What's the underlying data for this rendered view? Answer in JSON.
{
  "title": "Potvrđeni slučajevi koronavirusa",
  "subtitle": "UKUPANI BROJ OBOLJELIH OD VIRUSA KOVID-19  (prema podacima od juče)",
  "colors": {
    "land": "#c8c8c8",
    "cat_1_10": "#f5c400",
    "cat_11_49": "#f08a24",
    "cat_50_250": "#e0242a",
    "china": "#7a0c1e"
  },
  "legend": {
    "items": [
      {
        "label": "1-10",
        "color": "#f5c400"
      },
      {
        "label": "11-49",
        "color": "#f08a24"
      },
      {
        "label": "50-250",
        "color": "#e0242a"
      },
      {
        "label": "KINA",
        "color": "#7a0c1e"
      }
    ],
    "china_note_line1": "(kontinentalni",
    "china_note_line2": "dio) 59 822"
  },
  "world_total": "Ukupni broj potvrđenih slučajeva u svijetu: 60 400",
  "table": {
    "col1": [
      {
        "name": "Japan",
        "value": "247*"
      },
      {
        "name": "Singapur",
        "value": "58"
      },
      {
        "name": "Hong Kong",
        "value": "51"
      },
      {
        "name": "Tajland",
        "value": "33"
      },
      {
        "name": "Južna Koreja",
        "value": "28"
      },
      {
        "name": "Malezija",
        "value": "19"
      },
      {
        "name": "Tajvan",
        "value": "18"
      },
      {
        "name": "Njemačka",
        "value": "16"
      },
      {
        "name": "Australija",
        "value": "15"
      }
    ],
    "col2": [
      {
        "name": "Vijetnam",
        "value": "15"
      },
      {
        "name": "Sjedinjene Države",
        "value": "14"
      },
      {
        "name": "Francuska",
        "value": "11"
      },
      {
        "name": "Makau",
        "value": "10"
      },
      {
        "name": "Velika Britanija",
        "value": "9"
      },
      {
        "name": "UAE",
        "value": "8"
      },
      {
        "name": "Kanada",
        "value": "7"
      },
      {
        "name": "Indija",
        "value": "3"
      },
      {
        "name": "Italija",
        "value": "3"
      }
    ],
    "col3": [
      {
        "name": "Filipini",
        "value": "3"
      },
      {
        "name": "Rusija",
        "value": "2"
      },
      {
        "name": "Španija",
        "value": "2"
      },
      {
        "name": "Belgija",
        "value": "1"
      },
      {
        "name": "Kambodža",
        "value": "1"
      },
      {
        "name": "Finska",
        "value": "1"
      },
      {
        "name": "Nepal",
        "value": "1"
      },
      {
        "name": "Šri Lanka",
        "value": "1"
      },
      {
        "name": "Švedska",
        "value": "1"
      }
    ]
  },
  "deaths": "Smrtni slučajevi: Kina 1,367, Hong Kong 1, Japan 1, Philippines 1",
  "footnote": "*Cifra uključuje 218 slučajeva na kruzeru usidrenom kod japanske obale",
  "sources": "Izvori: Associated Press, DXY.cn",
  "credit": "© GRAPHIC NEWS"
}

-*-*-

■ **Prompt**: Could you copy every line from the records that mentions the word "label"?

■ **Exercise response**:
        "label": "1-10",
        "label": "11-49",
        "label": "50-250",
        "label": "KINA",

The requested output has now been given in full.